>> start Provided data
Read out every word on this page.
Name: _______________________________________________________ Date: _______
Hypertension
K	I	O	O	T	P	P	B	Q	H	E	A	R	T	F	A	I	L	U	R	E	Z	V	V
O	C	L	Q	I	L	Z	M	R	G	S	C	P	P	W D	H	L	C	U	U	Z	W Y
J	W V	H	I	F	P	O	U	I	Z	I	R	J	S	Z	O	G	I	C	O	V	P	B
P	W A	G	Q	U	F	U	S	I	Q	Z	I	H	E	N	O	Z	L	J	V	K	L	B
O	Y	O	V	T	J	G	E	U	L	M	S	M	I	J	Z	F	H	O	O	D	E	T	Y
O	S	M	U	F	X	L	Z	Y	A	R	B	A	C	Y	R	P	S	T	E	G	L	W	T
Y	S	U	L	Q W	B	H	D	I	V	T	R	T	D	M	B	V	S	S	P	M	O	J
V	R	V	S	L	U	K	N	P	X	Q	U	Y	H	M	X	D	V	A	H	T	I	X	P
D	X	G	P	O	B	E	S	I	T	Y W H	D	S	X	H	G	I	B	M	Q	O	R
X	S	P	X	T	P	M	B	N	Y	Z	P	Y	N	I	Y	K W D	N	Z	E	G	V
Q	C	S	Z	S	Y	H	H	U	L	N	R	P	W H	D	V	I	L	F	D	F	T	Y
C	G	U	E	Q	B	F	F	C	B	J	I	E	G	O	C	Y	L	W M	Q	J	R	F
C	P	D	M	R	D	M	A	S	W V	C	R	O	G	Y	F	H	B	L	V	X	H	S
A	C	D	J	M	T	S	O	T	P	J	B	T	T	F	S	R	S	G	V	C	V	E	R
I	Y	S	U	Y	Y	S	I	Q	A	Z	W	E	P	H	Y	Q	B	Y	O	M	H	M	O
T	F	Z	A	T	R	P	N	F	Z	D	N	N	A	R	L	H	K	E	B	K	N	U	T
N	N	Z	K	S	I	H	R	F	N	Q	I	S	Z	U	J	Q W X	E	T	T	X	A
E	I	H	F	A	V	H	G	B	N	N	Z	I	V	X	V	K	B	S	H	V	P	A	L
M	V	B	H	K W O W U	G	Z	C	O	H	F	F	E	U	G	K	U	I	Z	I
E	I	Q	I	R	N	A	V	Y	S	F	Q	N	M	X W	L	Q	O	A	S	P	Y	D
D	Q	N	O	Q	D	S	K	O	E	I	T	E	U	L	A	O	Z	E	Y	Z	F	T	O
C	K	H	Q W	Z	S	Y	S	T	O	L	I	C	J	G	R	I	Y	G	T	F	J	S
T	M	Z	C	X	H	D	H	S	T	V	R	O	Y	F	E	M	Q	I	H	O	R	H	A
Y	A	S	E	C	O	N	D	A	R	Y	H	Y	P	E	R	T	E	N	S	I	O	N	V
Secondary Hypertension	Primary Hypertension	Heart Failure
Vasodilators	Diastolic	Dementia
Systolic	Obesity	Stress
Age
>> end Provided data
● **Problem**:
Pick out the lines containing the string "Hypertension" and show them.

● **Complete output**:
Hypertension
Secondary Hypertension	Primary Hypertension	Heart Failure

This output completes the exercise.